+++ Testo da leggere +++

Questo vecchio adagio è largamente ignorato nel mondo petrolifero, che al contrario attraversa una fase di intensa attività di raffinazione e di accumulo di scorte proprio in tarda primavera, in preparazione della “driving season”, ovvero della stagione di picco dei consumi di petrolio che tradizionalmente inizia a fine maggio, con il Memorial Day negli Stati Uniti.

Le medie mensili di lungo periodo suggeriscono che effettivamente i prezzi di greggio e derivati hanno spesso beneficiato di una stagionalità positiva da marzo a luglio, sebbene non sia stato così negli ultimi cinque anni, quando sconvolgimenti senza precedenti hanno impattato il mondo energy, né in queste prime settimane di maggio 2024, quando in soli 14 giorni il petrolio Brent ha bruciato oltre metà dei guadagni registrati da inizio anno. (Considerando come riferimento il contratto future ICE Brent crude sul primo mese, in dollari al barile, dal 1 al 15 maggio, il Brent ha perso circa il 7%, riducendo la performance da inizio anno ad appena il 6%.)

Russia, Medio Oriente, Opec+: vari fattori hanno contribuito a raffreddare le quotazioni

Vari fattori hanno contribuito a raffreddare le quotazioni. Il mercato percepisce innanzitutto un allentamento dei rischi geopolitici. Infatti, l’implementazione delle sanzioni occidentali contro il commercio russo di idrocarburi ha causato importanti distorsioni dei flussi commerciali, allontanando volumi dall’Europa a vantaggio di Cina e India, ma non ha sinora portato ad un drastico calo della produzione russa di greggio o derivati. A fine aprile, si era inoltre diffusa la notizia che gli Stati Uniti avrebbero esteso di altri sei mesi (sino al 1° novembre) l’autorizzazione ad effettuare transazioni legate al commercio di materie prime energetiche con una decina di banche ed intermediari finanziari russi, inclusa la Banca Centrale. Di conseguenza, gli operatori finanziari stanno prezzando una minore probabilità che, almeno per quest’anno, le sanzioni occidentali contro la Russia causino un significativo deficit sul mercato mondiale.

Al contrario, li preoccupa maggiormente la possibilità che un mancato accordo in seno all’Opec+ possa portare alla totale o parziale dismissione degli attuali tagli di produzione (obbligatori o volontari) e di conseguenza che l’offerta mondiale possa aumentare ben oltre le effettive capacità di assorbimento del mercato.

+++ Dati grezzi +++

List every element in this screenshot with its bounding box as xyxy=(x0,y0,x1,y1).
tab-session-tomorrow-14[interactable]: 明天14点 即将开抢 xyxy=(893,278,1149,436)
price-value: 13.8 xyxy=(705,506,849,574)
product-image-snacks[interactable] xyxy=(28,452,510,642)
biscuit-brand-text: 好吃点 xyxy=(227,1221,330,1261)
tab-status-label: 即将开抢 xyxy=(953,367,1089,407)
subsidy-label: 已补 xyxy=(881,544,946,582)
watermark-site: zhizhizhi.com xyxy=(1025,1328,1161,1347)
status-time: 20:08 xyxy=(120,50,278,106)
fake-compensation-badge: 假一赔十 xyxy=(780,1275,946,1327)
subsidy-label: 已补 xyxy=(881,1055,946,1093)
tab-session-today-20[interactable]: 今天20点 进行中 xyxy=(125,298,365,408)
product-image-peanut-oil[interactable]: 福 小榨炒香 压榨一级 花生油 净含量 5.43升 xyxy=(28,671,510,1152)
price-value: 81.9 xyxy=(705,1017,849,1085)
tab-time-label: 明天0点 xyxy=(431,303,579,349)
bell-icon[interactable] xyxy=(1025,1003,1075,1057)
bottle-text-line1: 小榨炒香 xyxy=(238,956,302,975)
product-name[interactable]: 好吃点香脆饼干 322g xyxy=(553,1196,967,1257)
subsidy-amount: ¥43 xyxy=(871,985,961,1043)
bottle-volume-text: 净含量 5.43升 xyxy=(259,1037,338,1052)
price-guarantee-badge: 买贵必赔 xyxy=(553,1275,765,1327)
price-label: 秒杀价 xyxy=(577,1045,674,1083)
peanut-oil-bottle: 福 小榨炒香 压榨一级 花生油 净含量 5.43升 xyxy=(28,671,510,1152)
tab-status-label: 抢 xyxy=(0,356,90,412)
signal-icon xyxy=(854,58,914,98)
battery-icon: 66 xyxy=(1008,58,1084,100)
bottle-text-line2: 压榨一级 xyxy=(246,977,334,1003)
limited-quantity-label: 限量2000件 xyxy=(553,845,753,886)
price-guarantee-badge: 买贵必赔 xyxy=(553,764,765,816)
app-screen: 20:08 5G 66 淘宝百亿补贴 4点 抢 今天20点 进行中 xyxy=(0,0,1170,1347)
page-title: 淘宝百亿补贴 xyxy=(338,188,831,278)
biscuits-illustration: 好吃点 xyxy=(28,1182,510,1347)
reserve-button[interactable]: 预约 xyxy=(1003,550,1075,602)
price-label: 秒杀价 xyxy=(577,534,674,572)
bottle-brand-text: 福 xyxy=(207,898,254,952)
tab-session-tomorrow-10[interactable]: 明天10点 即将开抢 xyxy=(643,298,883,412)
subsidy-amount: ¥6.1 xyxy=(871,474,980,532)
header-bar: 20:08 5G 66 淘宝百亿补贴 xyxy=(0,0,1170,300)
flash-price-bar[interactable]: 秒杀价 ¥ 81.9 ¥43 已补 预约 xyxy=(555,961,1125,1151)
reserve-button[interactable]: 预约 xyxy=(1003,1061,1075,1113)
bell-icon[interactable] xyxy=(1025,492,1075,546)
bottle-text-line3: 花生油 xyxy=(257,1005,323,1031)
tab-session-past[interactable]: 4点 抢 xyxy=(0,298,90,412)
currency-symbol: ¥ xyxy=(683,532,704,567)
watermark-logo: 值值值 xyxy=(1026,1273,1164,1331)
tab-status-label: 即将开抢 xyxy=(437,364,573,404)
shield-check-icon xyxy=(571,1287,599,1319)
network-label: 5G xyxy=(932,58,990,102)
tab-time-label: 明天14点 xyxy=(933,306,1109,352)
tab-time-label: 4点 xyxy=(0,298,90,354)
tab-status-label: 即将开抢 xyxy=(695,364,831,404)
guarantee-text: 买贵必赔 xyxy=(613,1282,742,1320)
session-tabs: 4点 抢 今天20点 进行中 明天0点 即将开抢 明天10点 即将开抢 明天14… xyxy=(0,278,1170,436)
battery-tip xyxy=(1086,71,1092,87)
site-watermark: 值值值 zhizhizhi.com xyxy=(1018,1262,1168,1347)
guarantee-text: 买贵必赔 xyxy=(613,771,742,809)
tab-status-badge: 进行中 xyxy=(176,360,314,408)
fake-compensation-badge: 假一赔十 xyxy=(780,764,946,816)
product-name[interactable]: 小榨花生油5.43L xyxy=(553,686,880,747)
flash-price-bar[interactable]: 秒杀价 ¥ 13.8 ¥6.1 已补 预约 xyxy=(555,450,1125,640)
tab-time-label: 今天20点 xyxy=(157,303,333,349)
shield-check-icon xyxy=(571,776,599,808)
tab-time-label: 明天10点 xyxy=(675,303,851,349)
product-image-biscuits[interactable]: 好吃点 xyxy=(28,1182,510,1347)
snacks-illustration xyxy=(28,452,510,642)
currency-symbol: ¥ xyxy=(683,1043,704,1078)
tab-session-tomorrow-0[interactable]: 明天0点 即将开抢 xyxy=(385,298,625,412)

+++

▶ Compiti da svolgere:
**1)** Nel testo sul mercato petrolifero, quando comincia di solito la "driving season"?
**2)** Ricopia dal testo sul mercato petrolifero il passo che va da "Questo vecchio adagio" a "negli Stati Uniti.".

▶ Soluzioni:
**1)** A fine maggio, con il Memorial Day negli Stati Uniti.

**2)**
Questo vecchio adagio è largamente ignorato nel mondo petrolifero, che al contrario attraversa una fase di intensa attività di raffinazione e di accumulo di scorte proprio in tarda primavera, in preparazione della “driving season”, ovvero della stagione di picco dei consumi di petrolio che tradizionalmente inizia a fine maggio, con il Memorial Day negli Stati Uniti.